Figure record listings
___
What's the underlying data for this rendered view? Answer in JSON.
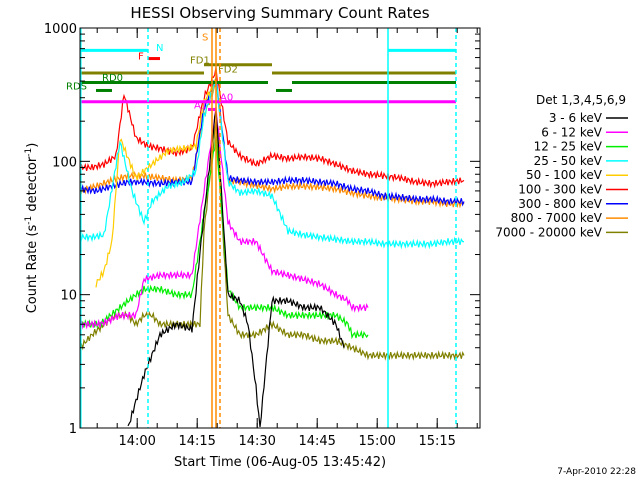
{
  "chart_data": {
    "type": "line",
    "title": "HESSI Observing Summary Count Rates",
    "xlabel": "Start Time (06-Aug-05 13:45:42)",
    "ylabel_main": "Count Rate (s",
    "ylabel_sup1": "-1",
    "ylabel_mid": " detector",
    "ylabel_sup2": "-1",
    "ylabel_end": ")",
    "y_scale": "log",
    "ylim": [
      1,
      1000
    ],
    "x_start_label": "13:45:42",
    "x_range_minutes": [
      0,
      100
    ],
    "y_ticks": [
      {
        "value": 1,
        "label": "1"
      },
      {
        "value": 10,
        "label": "10"
      },
      {
        "value": 100,
        "label": "100"
      },
      {
        "value": 1000,
        "label": "1000"
      }
    ],
    "x_ticks": [
      {
        "minute": 14.3,
        "label": "14:00"
      },
      {
        "minute": 29.3,
        "label": "14:15"
      },
      {
        "minute": 44.3,
        "label": "14:30"
      },
      {
        "minute": 59.3,
        "label": "14:45"
      },
      {
        "minute": 74.3,
        "label": "15:00"
      },
      {
        "minute": 89.3,
        "label": "15:15"
      }
    ],
    "legend_title": "Det 1,3,4,5,6,9",
    "legend_placement": "right",
    "series": [
      {
        "name": "3 - 6 keV",
        "color": "#000000",
        "points": [
          [
            12,
            1
          ],
          [
            14,
            1.6
          ],
          [
            16,
            2.5
          ],
          [
            20,
            5
          ],
          [
            24,
            6
          ],
          [
            28,
            5.5
          ],
          [
            31,
            40
          ],
          [
            34,
            250
          ],
          [
            37,
            10
          ],
          [
            40,
            9
          ],
          [
            42,
            6
          ],
          [
            44,
            2
          ],
          [
            45,
            1
          ],
          [
            48,
            9
          ],
          [
            52,
            9
          ],
          [
            56,
            8
          ],
          [
            60,
            8
          ],
          [
            64,
            6
          ],
          [
            66,
            4
          ]
        ]
      },
      {
        "name": "6 - 12 keV",
        "color": "#ff00ff",
        "points": [
          [
            0,
            6
          ],
          [
            5,
            6
          ],
          [
            10,
            7
          ],
          [
            14,
            7
          ],
          [
            16,
            13
          ],
          [
            20,
            14
          ],
          [
            24,
            14
          ],
          [
            28,
            14
          ],
          [
            31,
            60
          ],
          [
            34,
            250
          ],
          [
            37,
            35
          ],
          [
            40,
            25
          ],
          [
            44,
            25
          ],
          [
            48,
            15
          ],
          [
            52,
            14
          ],
          [
            56,
            13
          ],
          [
            60,
            12
          ],
          [
            64,
            10
          ],
          [
            67,
            9
          ],
          [
            68,
            8
          ],
          [
            72,
            8
          ]
        ]
      },
      {
        "name": "12 - 25 keV",
        "color": "#00ee00",
        "points": [
          [
            0,
            6
          ],
          [
            5,
            6
          ],
          [
            10,
            8
          ],
          [
            14,
            10
          ],
          [
            16,
            11
          ],
          [
            20,
            11
          ],
          [
            24,
            10
          ],
          [
            28,
            10
          ],
          [
            31,
            40
          ],
          [
            34,
            150
          ],
          [
            37,
            11
          ],
          [
            40,
            8
          ],
          [
            44,
            8
          ],
          [
            48,
            8
          ],
          [
            52,
            7
          ],
          [
            56,
            7
          ],
          [
            60,
            7
          ],
          [
            64,
            7
          ],
          [
            67,
            6
          ],
          [
            68,
            5
          ],
          [
            72,
            5
          ]
        ]
      },
      {
        "name": "25 - 50 keV",
        "color": "#00ffff",
        "points": [
          [
            0,
            27
          ],
          [
            3,
            27
          ],
          [
            6,
            28
          ],
          [
            10,
            140
          ],
          [
            13,
            60
          ],
          [
            16,
            35
          ],
          [
            18,
            50
          ],
          [
            22,
            65
          ],
          [
            26,
            70
          ],
          [
            29,
            85
          ],
          [
            31,
            220
          ],
          [
            34,
            400
          ],
          [
            37,
            70
          ],
          [
            40,
            58
          ],
          [
            44,
            60
          ],
          [
            48,
            55
          ],
          [
            52,
            30
          ],
          [
            56,
            28
          ],
          [
            60,
            27
          ],
          [
            64,
            26
          ],
          [
            68,
            25
          ],
          [
            72,
            25
          ],
          [
            76,
            24
          ],
          [
            80,
            24
          ],
          [
            84,
            24
          ],
          [
            88,
            24
          ],
          [
            92,
            25
          ],
          [
            96,
            25
          ]
        ]
      },
      {
        "name": "50 - 100 keV",
        "color": "#ffcc00",
        "points": [
          [
            4,
            12
          ],
          [
            6,
            15
          ],
          [
            8,
            25
          ],
          [
            10,
            150
          ],
          [
            14,
            75
          ],
          [
            18,
            95
          ],
          [
            22,
            120
          ],
          [
            26,
            125
          ],
          [
            29,
            130
          ],
          [
            31,
            280
          ],
          [
            34,
            400
          ]
        ]
      },
      {
        "name": "100 - 300 keV",
        "color": "#ff0000",
        "points": [
          [
            0,
            90
          ],
          [
            3,
            90
          ],
          [
            6,
            95
          ],
          [
            9,
            110
          ],
          [
            11,
            320
          ],
          [
            14,
            150
          ],
          [
            17,
            130
          ],
          [
            20,
            125
          ],
          [
            24,
            115
          ],
          [
            28,
            125
          ],
          [
            31,
            300
          ],
          [
            34,
            480
          ],
          [
            37,
            140
          ],
          [
            40,
            110
          ],
          [
            44,
            95
          ],
          [
            48,
            110
          ],
          [
            52,
            105
          ],
          [
            56,
            108
          ],
          [
            60,
            105
          ],
          [
            64,
            95
          ],
          [
            68,
            85
          ],
          [
            72,
            80
          ],
          [
            76,
            78
          ],
          [
            80,
            75
          ],
          [
            84,
            70
          ],
          [
            88,
            68
          ],
          [
            92,
            70
          ],
          [
            96,
            72
          ]
        ]
      },
      {
        "name": "300 - 800 keV",
        "color": "#0000ff",
        "points": [
          [
            0,
            62
          ],
          [
            4,
            60
          ],
          [
            8,
            65
          ],
          [
            12,
            70
          ],
          [
            16,
            70
          ],
          [
            20,
            68
          ],
          [
            24,
            70
          ],
          [
            28,
            70
          ],
          [
            31,
            250
          ],
          [
            34,
            420
          ],
          [
            37,
            75
          ],
          [
            40,
            72
          ],
          [
            44,
            70
          ],
          [
            48,
            70
          ],
          [
            52,
            72
          ],
          [
            56,
            72
          ],
          [
            60,
            70
          ],
          [
            64,
            68
          ],
          [
            68,
            62
          ],
          [
            72,
            60
          ],
          [
            76,
            55
          ],
          [
            80,
            54
          ],
          [
            84,
            52
          ],
          [
            88,
            52
          ],
          [
            92,
            50
          ],
          [
            96,
            50
          ]
        ]
      },
      {
        "name": "800 - 7000 keV",
        "color": "#ff8c00",
        "points": [
          [
            0,
            60
          ],
          [
            4,
            65
          ],
          [
            8,
            72
          ],
          [
            12,
            78
          ],
          [
            16,
            78
          ],
          [
            20,
            75
          ],
          [
            24,
            72
          ],
          [
            28,
            75
          ],
          [
            31,
            220
          ],
          [
            34,
            380
          ],
          [
            37,
            72
          ],
          [
            40,
            70
          ],
          [
            44,
            66
          ],
          [
            48,
            62
          ],
          [
            52,
            65
          ],
          [
            56,
            65
          ],
          [
            60,
            64
          ],
          [
            64,
            62
          ],
          [
            68,
            58
          ],
          [
            72,
            55
          ],
          [
            76,
            53
          ],
          [
            80,
            52
          ],
          [
            84,
            50
          ],
          [
            88,
            50
          ],
          [
            92,
            48
          ],
          [
            96,
            48
          ]
        ]
      },
      {
        "name": "7000 - 20000 keV",
        "color": "#808000",
        "points": [
          [
            0,
            4
          ],
          [
            3,
            5
          ],
          [
            6,
            6
          ],
          [
            9,
            7
          ],
          [
            12,
            7
          ],
          [
            14,
            6
          ],
          [
            16,
            7
          ],
          [
            18,
            7
          ],
          [
            20,
            6
          ],
          [
            22,
            6
          ],
          [
            24,
            6
          ],
          [
            26,
            6
          ],
          [
            28,
            6
          ],
          [
            30,
            6
          ],
          [
            31,
            30
          ],
          [
            34,
            200
          ],
          [
            37,
            7
          ],
          [
            40,
            5
          ],
          [
            44,
            5
          ],
          [
            48,
            6
          ],
          [
            52,
            5
          ],
          [
            56,
            5
          ],
          [
            60,
            4.5
          ],
          [
            64,
            4.5
          ],
          [
            68,
            4
          ],
          [
            72,
            3.5
          ],
          [
            76,
            3.5
          ],
          [
            80,
            3.5
          ],
          [
            84,
            3.5
          ],
          [
            88,
            3.5
          ],
          [
            92,
            3.5
          ],
          [
            96,
            3.5
          ]
        ]
      }
    ],
    "flags": [
      {
        "label": "N",
        "color": "#00ffff",
        "value": 680,
        "x0": 0,
        "x1": 17,
        "lx": 19,
        "ly": 675
      },
      {
        "label": "",
        "color": "#00ffff",
        "value": 680,
        "x0": 77,
        "x1": 94
      },
      {
        "label": "F",
        "color": "#ff0000",
        "value": 590,
        "x0": 17,
        "x1": 20,
        "lx": 14.5,
        "ly": 580
      },
      {
        "label": "S",
        "color": "#ff8c00",
        "value": 810,
        "x0": 31,
        "x1": 31,
        "lx": 30.5,
        "ly": 805
      },
      {
        "label": "FD1",
        "color": "#808000",
        "value": 530,
        "x0": 31,
        "x1": 48,
        "lx": 27.5,
        "ly": 540
      },
      {
        "label": "",
        "color": "#808000",
        "value": 460,
        "x0": 0,
        "x1": 31
      },
      {
        "label": "FD2",
        "color": "#808000",
        "value": 460,
        "x0": 48,
        "x1": 94,
        "lx": 34.5,
        "ly": 465
      },
      {
        "label": "RD0",
        "color": "#008000",
        "value": 390,
        "x0": 0,
        "x1": 47,
        "lx": 5.5,
        "ly": 400
      },
      {
        "label": "",
        "color": "#008000",
        "value": 390,
        "x0": 53,
        "x1": 94
      },
      {
        "label": "RDS",
        "color": "#008000",
        "value": 340,
        "x0": 4,
        "x1": 8,
        "lx": -3.5,
        "ly": 345
      },
      {
        "label": "",
        "color": "#008000",
        "value": 340,
        "x0": 49,
        "x1": 53
      },
      {
        "label": "A0",
        "color": "#ff00ff",
        "value": 280,
        "x0": 0,
        "x1": 94,
        "lx": 35,
        "ly": 285
      },
      {
        "label": "A1",
        "color": "#ff00ff",
        "value": 245,
        "x0": 32,
        "x1": 34,
        "lx": 28.5,
        "ly": 248
      }
    ],
    "vlines": [
      {
        "minute": 17,
        "color": "#00ffff",
        "dashed": true
      },
      {
        "minute": 0.2,
        "color": "#00ffff",
        "dashed": false
      },
      {
        "minute": 77,
        "color": "#00ffff",
        "dashed": false
      },
      {
        "minute": 94,
        "color": "#00ffff",
        "dashed": true
      },
      {
        "minute": 33,
        "color": "#ff8c00",
        "dashed": false
      },
      {
        "minute": 34,
        "color": "#ff8c00",
        "dashed": false
      },
      {
        "minute": 35,
        "color": "#ff8c00",
        "dashed": true
      }
    ]
  },
  "footer": {
    "date": "7-Apr-2010 22:28"
  }
}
___
What is expected »
Using the listing above, pick out each line that contains the word "name", then copy it.

Task response »
        "name": "3 - 6 keV",
        "name": "6 - 12 keV",
        "name": "12 - 25 keV",
        "name": "25 - 50 keV",
        "name": "50 - 100 keV",
        "name": "100 - 300 keV",
        "name": "300 - 800 keV",
        "name": "800 - 7000 keV",
        "name": "7000 - 20000 keV",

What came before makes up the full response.